Items listed in a dataset:

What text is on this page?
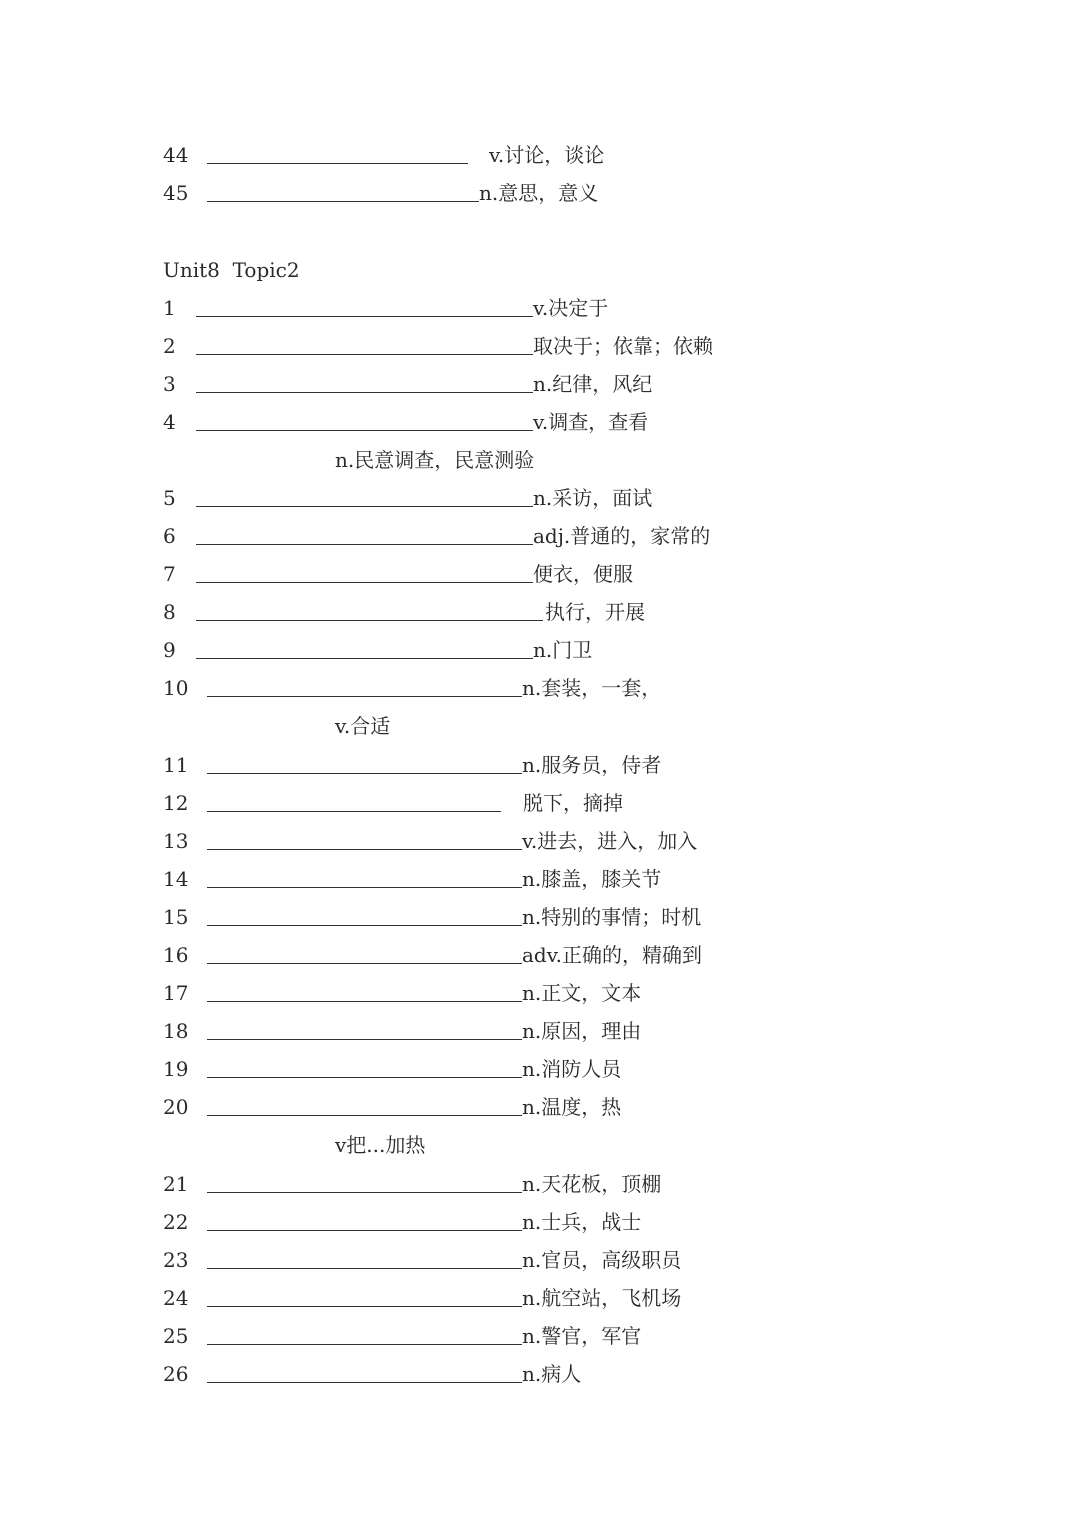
44	v.讨论，谈论
45	n.意思，意义
Unit8  Topic2
1	v.决定于
2	取决于；依靠；依赖
3	n.纪律，风纪
4	v.调查，查看
n.民意调查，民意测验
5	n.采访，面试
6	adj.普通的，家常的
7	便衣，便服
8	执行，开展
9	n.门卫
10	n.套装，一套，
v.合适
11	n.服务员，侍者
12	脱下，摘掉
13	v.进去，进入，加入
14	n.膝盖，膝关节
15	n.特别的事情；时机
16	adv.正确的，精确到
17	n.正文，文本
18	n.原因，理由
19	n.消防人员
20	n.温度，热
v把...加热
21	n.天花板，顶棚
22	n.士兵，战士
23	n.官员，高级职员
24	n.航空站，飞机场
25	n.警官，军官
26	n.病人
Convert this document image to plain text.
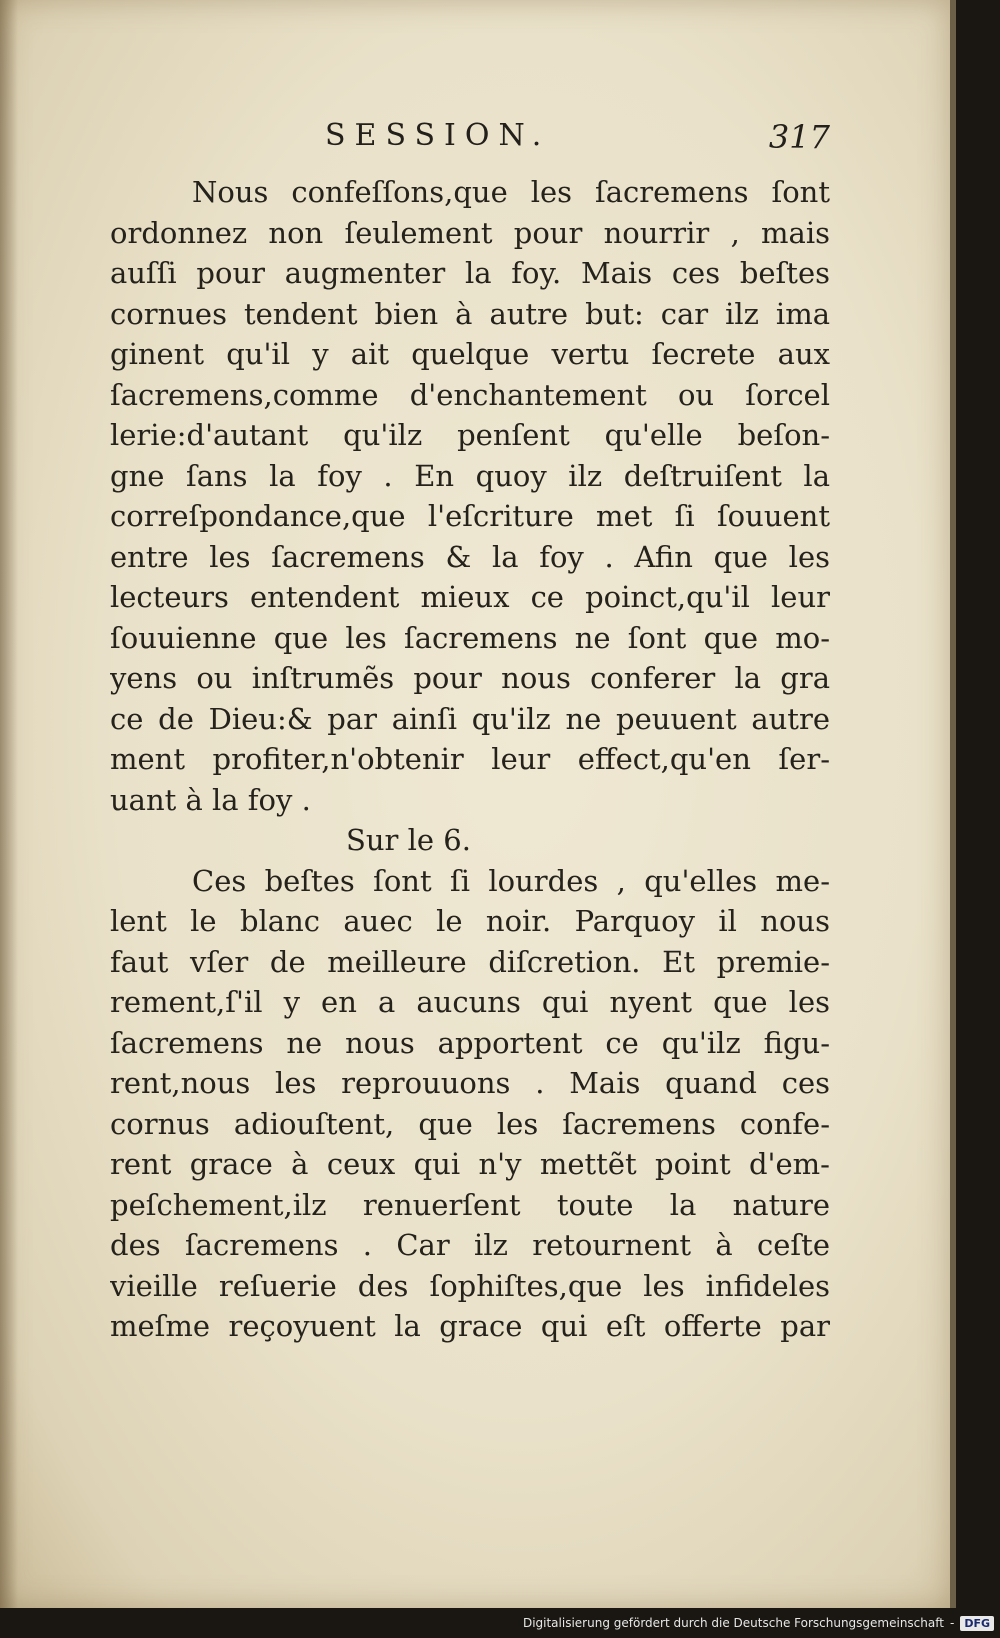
SESSION.	317
Nous confeſſons,que les ſacremens ſont
ordonnez non ſeulement pour nourrir , mais
auſſi pour augmenter la foy. Mais ces beſtes
cornues tendent bien à autre but: car ilz ima
ginent qu'il y ait quelque vertu ſecrete aux
ſacremens,comme d'enchantement ou ſorcel
lerie:d'autant qu'ilz penſent qu'elle beſon-
gne ſans la foy . En quoy ilz deſtruiſent la
correſpondance,que l'eſcriture met ſi ſouuent
entre les ſacremens & la foy . Afin que les
lecteurs entendent mieux ce poinct,qu'il leur
ſouuienne que les ſacremens ne ſont que mo-
yens ou inſtrumẽs pour nous conferer la gra
ce de Dieu:& par ainſi qu'ilz ne peuuent autre
ment profiter,n'obtenir leur effect,qu'en ſer-
uant à la foy .
Sur le 6.
Ces beſtes ſont ſi lourdes , qu'elles me-
lent le blanc auec le noir. Parquoy il nous
faut vſer de meilleure diſcretion. Et premie-
rement,ſ'il y en a aucuns qui nyent que les
ſacremens ne nous apportent ce qu'ilz figu-
rent,nous les reprouuons . Mais quand ces
cornus adiouſtent, que les ſacremens confe-
rent grace à ceux qui n'y mettẽt point d'em-
peſchement,ilz renuerſent toute la nature
des ſacremens . Car ilz retournent à ceſte
vieille reſuerie des ſophiſtes,que les infideles
meſme reçoyuent la grace qui eſt offerte par
Digitalisierung gefördert durch die Deutsche Forschungsgemeinschaft - DFG
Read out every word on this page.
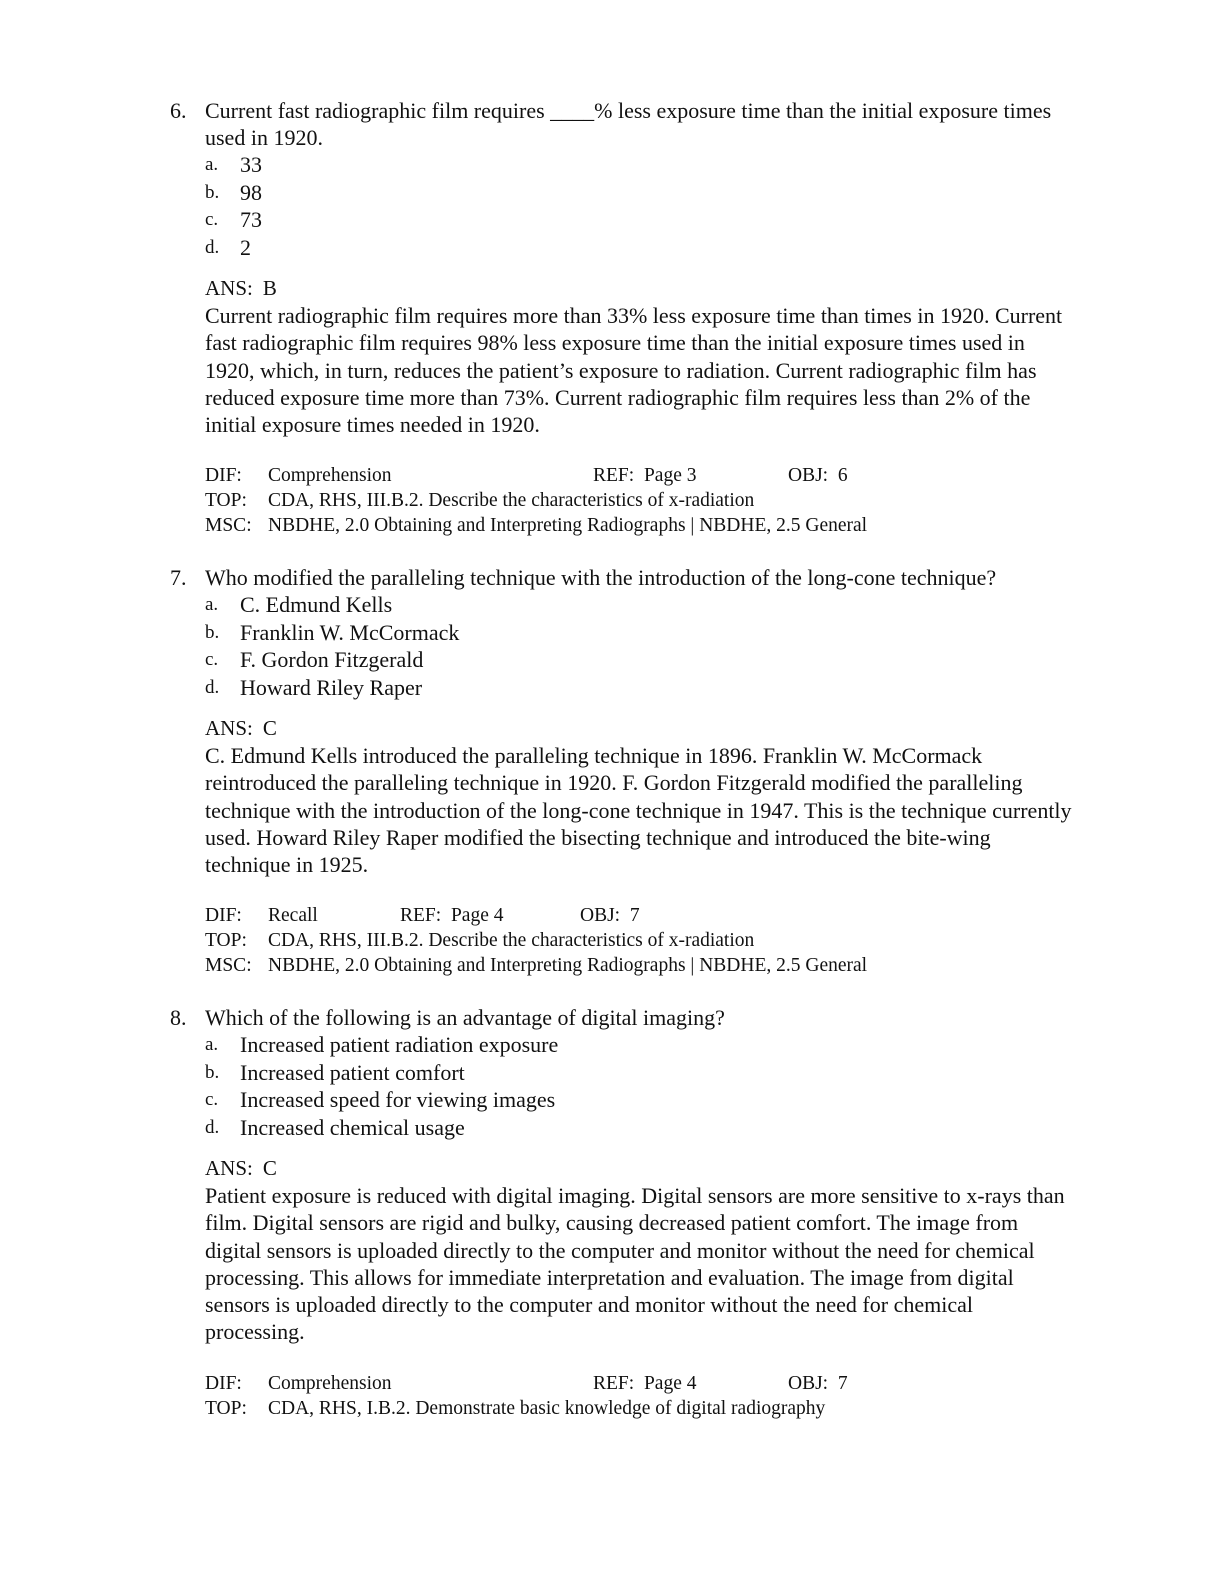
6. Current fast radiographic film requires ____% less exposure time than the initial exposure times used in 1920.
a. 33
b. 98
c. 73
d. 2
ANS: B
Current radiographic film requires more than 33% less exposure time than times in 1920. Current fast radiographic film requires 98% less exposure time than the initial exposure times used in 1920, which, in turn, reduces the patient’s exposure to radiation. Current radiographic film has reduced exposure time more than 73%. Current radiographic film requires less than 2% of the initial exposure times needed in 1920.
DIF: Comprehension	REF: Page 3	OBJ: 6
TOP: CDA, RHS, III.B.2. Describe the characteristics of x-radiation
MSC: NBDHE, 2.0 Obtaining and Interpreting Radiographs | NBDHE, 2.5 General
7. Who modified the paralleling technique with the introduction of the long-cone technique?
a. C. Edmund Kells
b. Franklin W. McCormack
c. F. Gordon Fitzgerald
d. Howard Riley Raper
ANS: C
C. Edmund Kells introduced the paralleling technique in 1896. Franklin W. McCormack reintroduced the paralleling technique in 1920. F. Gordon Fitzgerald modified the paralleling technique with the introduction of the long-cone technique in 1947. This is the technique currently used. Howard Riley Raper modified the bisecting technique and introduced the bite-wing technique in 1925.
DIF: Recall	REF: Page 4	OBJ: 7
TOP: CDA, RHS, III.B.2. Describe the characteristics of x-radiation
MSC: NBDHE, 2.0 Obtaining and Interpreting Radiographs | NBDHE, 2.5 General
8. Which of the following is an advantage of digital imaging?
a. Increased patient radiation exposure
b. Increased patient comfort
c. Increased speed for viewing images
d. Increased chemical usage
ANS: C
Patient exposure is reduced with digital imaging. Digital sensors are more sensitive to x-rays than film. Digital sensors are rigid and bulky, causing decreased patient comfort. The image from digital sensors is uploaded directly to the computer and monitor without the need for chemical processing. This allows for immediate interpretation and evaluation. The image from digital sensors is uploaded directly to the computer and monitor without the need for chemical processing.
DIF: Comprehension	REF: Page 4	OBJ: 7
TOP: CDA, RHS, I.B.2. Demonstrate basic knowledge of digital radiography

[TASK INSTRUCTIONS]
Gather up every line from the listing above in which the word "comfort" occurs.

[RESPONSE TO THIS TASK]
b. Increased patient comfort
Patient exposure is reduced with digital imaging. Digital sensors are more sensitive to x-rays than film. Digital sensors are rigid and bulky, causing decreased patient comfort. The image from digital sensors is uploaded directly to the computer and monitor without the need for chemical processing. This allows for immediate interpretation and evaluation. The image from digital sensors is uploaded directly to the computer and monitor without the need for chemical processing.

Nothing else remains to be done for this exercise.